# The exercise:
State how many lines in the listing below include the word "this". Give nothing but the number.

# Data listing:
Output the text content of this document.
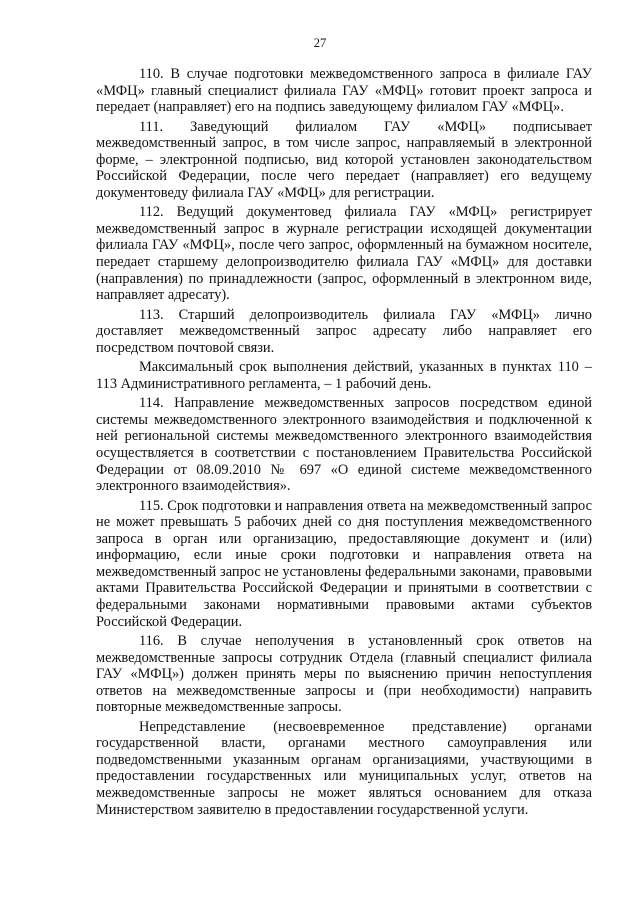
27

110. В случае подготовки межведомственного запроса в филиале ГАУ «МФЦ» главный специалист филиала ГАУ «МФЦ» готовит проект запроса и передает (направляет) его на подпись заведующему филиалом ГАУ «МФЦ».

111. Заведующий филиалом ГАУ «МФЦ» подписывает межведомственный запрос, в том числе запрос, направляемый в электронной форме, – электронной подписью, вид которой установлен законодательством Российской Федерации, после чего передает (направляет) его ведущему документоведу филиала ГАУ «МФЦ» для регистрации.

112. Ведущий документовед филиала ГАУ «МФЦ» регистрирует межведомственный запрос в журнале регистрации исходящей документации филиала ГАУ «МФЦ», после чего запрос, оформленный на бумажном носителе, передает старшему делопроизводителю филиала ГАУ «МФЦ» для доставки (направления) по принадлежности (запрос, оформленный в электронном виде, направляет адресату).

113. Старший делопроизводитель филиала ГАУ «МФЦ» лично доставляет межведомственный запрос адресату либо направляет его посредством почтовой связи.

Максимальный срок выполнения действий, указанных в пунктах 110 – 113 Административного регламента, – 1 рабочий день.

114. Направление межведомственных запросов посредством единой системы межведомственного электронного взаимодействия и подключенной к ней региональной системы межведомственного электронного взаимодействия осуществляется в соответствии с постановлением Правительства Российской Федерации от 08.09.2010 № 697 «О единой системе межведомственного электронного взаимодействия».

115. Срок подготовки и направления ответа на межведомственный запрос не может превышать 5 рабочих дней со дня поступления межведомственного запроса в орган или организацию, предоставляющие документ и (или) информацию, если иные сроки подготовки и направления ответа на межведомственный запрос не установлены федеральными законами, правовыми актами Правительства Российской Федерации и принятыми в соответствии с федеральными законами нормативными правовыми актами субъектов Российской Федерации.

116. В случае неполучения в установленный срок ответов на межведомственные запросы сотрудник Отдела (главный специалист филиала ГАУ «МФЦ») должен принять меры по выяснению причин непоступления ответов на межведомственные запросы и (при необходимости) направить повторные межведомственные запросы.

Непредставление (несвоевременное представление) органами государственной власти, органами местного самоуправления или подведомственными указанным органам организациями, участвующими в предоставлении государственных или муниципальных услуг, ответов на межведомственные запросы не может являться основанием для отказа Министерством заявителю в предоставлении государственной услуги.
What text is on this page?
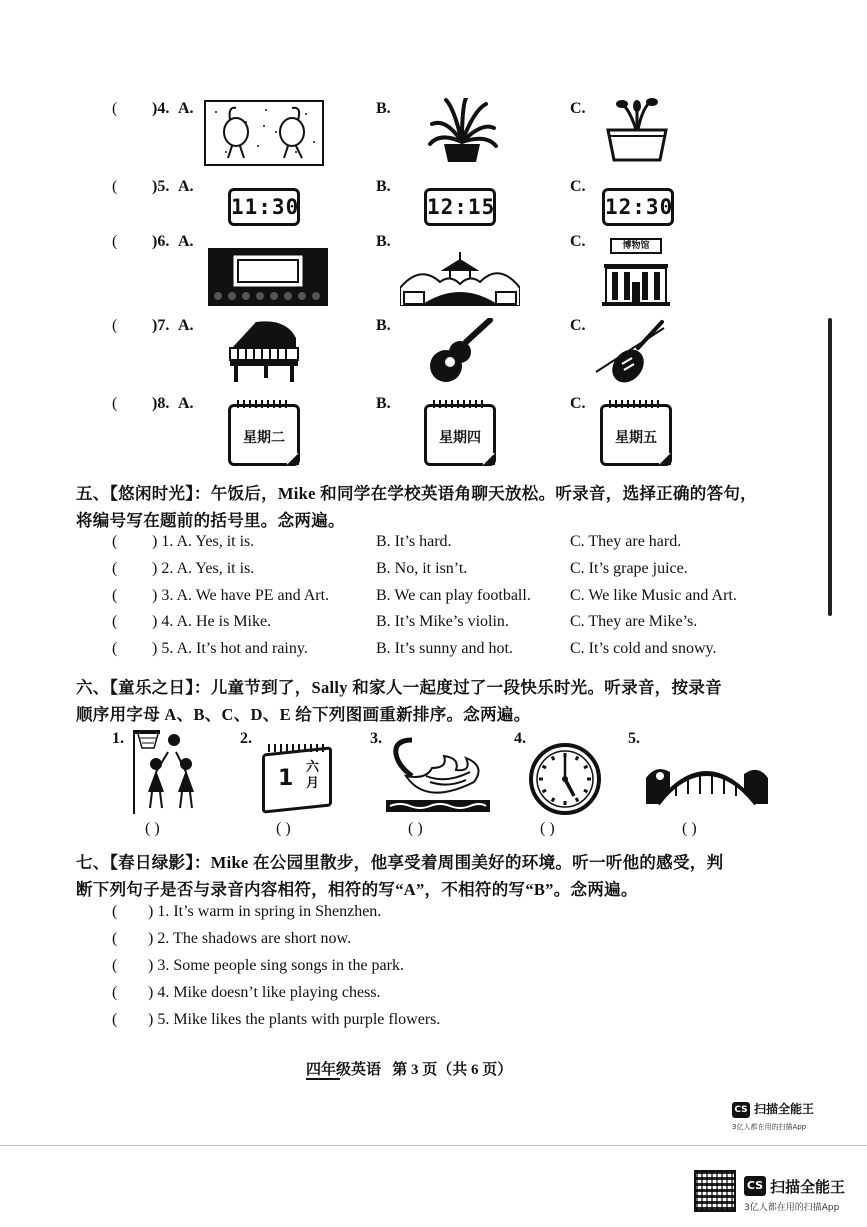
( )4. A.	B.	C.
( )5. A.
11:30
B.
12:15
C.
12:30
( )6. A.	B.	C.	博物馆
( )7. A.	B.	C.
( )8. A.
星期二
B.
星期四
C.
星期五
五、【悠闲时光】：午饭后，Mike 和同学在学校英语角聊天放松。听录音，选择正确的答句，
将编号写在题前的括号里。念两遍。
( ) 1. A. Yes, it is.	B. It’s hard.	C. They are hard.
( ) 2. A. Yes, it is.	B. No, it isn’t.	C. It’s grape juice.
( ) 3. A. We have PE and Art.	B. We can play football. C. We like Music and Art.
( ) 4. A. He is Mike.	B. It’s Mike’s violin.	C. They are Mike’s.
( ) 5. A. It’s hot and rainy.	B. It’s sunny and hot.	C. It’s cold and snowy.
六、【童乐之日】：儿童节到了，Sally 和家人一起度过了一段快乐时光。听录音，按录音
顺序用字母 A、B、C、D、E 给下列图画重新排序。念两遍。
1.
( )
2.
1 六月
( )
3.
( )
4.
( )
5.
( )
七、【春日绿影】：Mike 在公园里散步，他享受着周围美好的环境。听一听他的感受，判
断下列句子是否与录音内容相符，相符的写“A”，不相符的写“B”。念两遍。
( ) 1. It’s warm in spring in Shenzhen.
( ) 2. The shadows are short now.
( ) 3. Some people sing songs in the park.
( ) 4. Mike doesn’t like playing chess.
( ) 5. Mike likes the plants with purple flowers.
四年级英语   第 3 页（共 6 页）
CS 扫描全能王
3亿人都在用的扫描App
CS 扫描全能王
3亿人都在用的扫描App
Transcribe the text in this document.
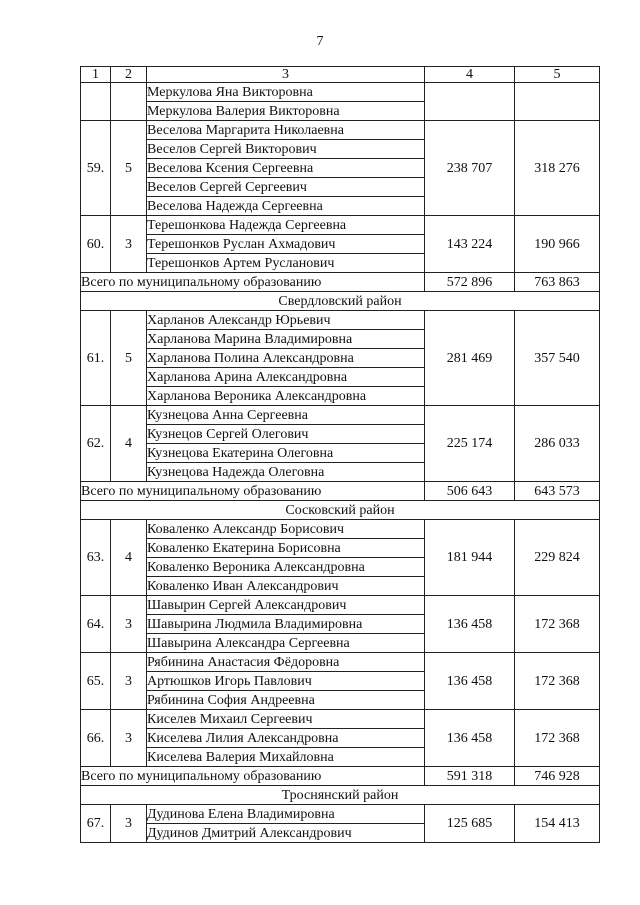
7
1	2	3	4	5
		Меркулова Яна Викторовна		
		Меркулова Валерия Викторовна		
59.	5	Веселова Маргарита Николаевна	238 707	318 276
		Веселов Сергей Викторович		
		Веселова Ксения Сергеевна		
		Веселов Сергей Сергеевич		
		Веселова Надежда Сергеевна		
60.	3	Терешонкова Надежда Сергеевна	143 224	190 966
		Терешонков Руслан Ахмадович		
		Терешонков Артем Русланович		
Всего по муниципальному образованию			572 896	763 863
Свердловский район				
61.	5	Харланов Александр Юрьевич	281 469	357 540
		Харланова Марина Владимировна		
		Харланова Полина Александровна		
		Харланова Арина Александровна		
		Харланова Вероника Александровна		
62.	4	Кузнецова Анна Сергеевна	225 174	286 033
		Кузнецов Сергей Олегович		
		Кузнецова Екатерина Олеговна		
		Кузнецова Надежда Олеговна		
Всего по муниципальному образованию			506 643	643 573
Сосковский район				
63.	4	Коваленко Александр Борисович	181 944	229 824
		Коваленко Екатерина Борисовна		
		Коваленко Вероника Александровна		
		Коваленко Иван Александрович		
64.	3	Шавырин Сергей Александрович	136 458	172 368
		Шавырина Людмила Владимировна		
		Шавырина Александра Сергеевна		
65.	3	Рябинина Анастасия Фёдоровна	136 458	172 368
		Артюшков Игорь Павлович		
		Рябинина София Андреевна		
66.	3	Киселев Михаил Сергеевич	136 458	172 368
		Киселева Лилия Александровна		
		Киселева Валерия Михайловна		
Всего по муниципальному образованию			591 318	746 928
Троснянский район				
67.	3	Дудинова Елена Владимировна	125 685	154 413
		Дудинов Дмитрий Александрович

# Task result:
3